Output each line exactly as it appears, skipping any embedded picture.

• _Provided entries_:
★ ★ ★ ★ ★

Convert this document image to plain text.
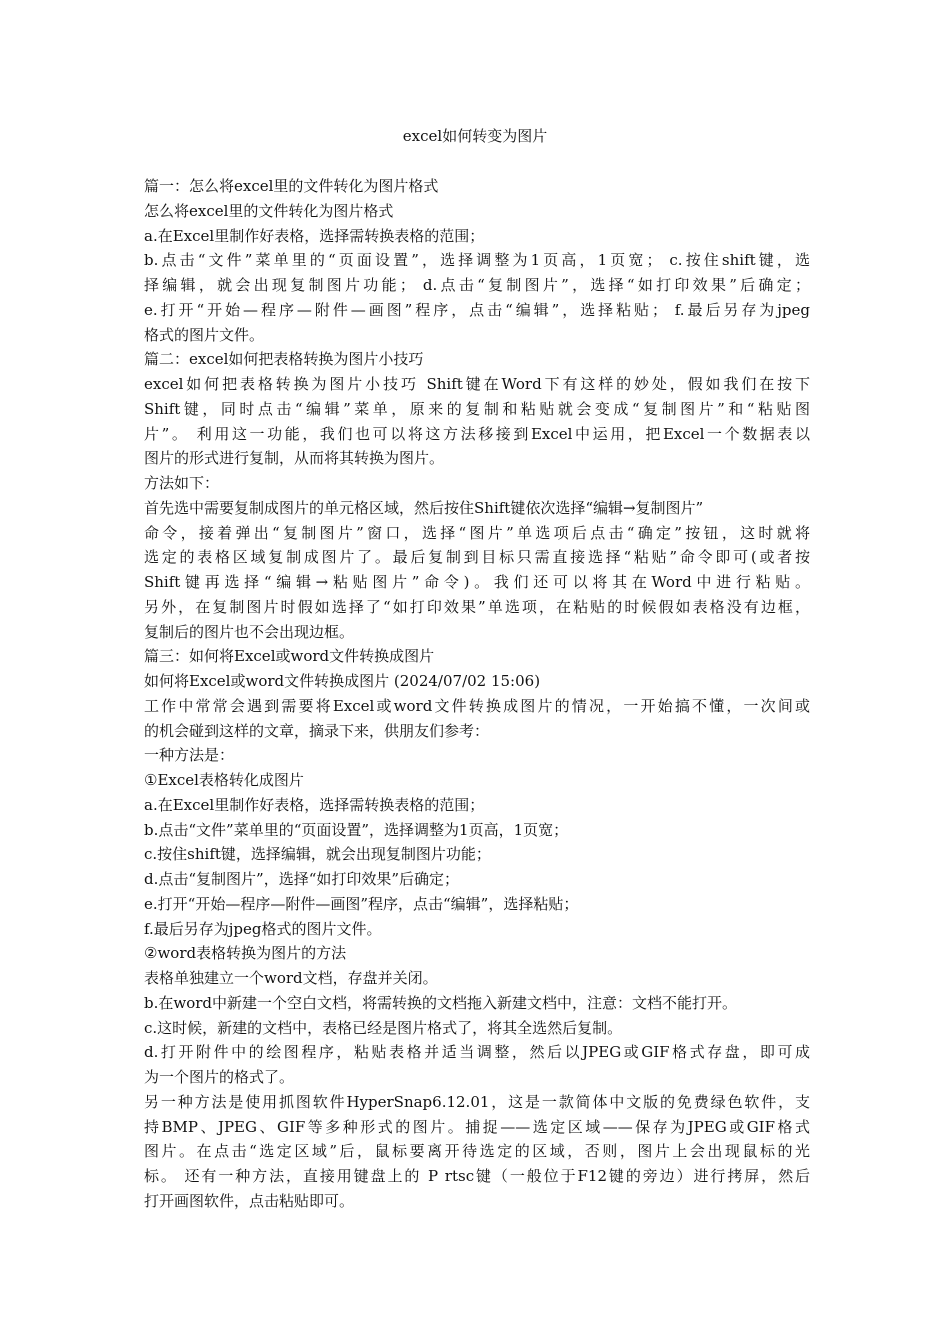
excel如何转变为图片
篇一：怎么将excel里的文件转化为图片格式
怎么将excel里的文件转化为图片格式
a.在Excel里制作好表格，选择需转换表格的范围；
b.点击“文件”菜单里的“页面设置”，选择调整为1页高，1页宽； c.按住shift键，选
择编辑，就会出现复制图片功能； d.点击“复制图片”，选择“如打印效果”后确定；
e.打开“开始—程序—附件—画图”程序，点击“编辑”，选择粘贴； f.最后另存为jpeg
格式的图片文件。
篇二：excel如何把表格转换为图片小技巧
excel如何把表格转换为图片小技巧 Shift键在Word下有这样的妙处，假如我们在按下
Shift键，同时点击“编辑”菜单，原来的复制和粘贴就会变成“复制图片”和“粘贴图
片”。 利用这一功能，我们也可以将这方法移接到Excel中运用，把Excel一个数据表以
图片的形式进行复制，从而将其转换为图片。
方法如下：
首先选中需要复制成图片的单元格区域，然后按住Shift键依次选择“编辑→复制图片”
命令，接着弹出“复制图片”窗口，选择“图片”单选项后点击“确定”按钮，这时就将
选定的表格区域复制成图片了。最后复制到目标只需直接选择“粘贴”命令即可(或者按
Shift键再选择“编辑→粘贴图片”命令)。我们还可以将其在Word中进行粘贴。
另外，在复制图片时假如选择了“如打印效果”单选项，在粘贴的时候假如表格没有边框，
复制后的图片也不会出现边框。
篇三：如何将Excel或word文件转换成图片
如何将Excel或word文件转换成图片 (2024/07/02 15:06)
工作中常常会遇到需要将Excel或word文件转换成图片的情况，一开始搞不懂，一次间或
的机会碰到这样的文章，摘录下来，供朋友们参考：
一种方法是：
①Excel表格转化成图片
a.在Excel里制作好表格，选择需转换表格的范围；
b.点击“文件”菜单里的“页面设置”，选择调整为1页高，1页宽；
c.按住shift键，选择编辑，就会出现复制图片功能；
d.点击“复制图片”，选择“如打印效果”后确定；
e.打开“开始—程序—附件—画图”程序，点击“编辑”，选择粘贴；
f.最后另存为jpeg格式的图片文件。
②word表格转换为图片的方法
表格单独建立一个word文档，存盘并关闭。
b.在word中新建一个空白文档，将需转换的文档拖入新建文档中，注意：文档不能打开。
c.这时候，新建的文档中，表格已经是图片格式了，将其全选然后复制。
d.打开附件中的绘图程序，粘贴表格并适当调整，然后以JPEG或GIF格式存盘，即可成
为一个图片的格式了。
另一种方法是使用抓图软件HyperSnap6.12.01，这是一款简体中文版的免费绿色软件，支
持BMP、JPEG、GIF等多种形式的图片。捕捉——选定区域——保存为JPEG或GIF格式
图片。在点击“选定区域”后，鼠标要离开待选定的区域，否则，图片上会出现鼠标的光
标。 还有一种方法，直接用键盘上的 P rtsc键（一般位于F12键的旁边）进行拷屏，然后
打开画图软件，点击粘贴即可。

★ ★ ★ ★ ★

• _Answer to this task_:
Convert this document image to plain text.
excel如何转变为图片
篇一：怎么将excel里的文件转化为图片格式
怎么将excel里的文件转化为图片格式
a.在Excel里制作好表格，选择需转换表格的范围；
b.点击“文件”菜单里的“页面设置”，选择调整为1页高，1页宽； c.按住shift键，选
择编辑，就会出现复制图片功能； d.点击“复制图片”，选择“如打印效果”后确定；
e.打开“开始—程序—附件—画图”程序，点击“编辑”，选择粘贴； f.最后另存为jpeg
格式的图片文件。
篇二：excel如何把表格转换为图片小技巧
excel如何把表格转换为图片小技巧 Shift键在Word下有这样的妙处，假如我们在按下
Shift键，同时点击“编辑”菜单，原来的复制和粘贴就会变成“复制图片”和“粘贴图
片”。 利用这一功能，我们也可以将这方法移接到Excel中运用，把Excel一个数据表以
图片的形式进行复制，从而将其转换为图片。
方法如下：
首先选中需要复制成图片的单元格区域，然后按住Shift键依次选择“编辑→复制图片”
命令，接着弹出“复制图片”窗口，选择“图片”单选项后点击“确定”按钮，这时就将
选定的表格区域复制成图片了。最后复制到目标只需直接选择“粘贴”命令即可(或者按
Shift键再选择“编辑→粘贴图片”命令)。我们还可以将其在Word中进行粘贴。
另外，在复制图片时假如选择了“如打印效果”单选项，在粘贴的时候假如表格没有边框，
复制后的图片也不会出现边框。
篇三：如何将Excel或word文件转换成图片
如何将Excel或word文件转换成图片 (2024/07/02 15:06)
工作中常常会遇到需要将Excel或word文件转换成图片的情况，一开始搞不懂，一次间或
的机会碰到这样的文章，摘录下来，供朋友们参考：
一种方法是：
①Excel表格转化成图片
a.在Excel里制作好表格，选择需转换表格的范围；
b.点击“文件”菜单里的“页面设置”，选择调整为1页高，1页宽；
c.按住shift键，选择编辑，就会出现复制图片功能；
d.点击“复制图片”，选择“如打印效果”后确定；
e.打开“开始—程序—附件—画图”程序，点击“编辑”，选择粘贴；
f.最后另存为jpeg格式的图片文件。
②word表格转换为图片的方法
表格单独建立一个word文档，存盘并关闭。
b.在word中新建一个空白文档，将需转换的文档拖入新建文档中，注意：文档不能打开。
c.这时候，新建的文档中，表格已经是图片格式了，将其全选然后复制。
d.打开附件中的绘图程序，粘贴表格并适当调整，然后以JPEG或GIF格式存盘，即可成
为一个图片的格式了。
另一种方法是使用抓图软件HyperSnap6.12.01，这是一款简体中文版的免费绿色软件，支
持BMP、JPEG、GIF等多种形式的图片。捕捉——选定区域——保存为JPEG或GIF格式
图片。在点击“选定区域”后，鼠标要离开待选定的区域，否则，图片上会出现鼠标的光
标。 还有一种方法，直接用键盘上的 P rtsc键（一般位于F12键的旁边）进行拷屏，然后
打开画图软件，点击粘贴即可。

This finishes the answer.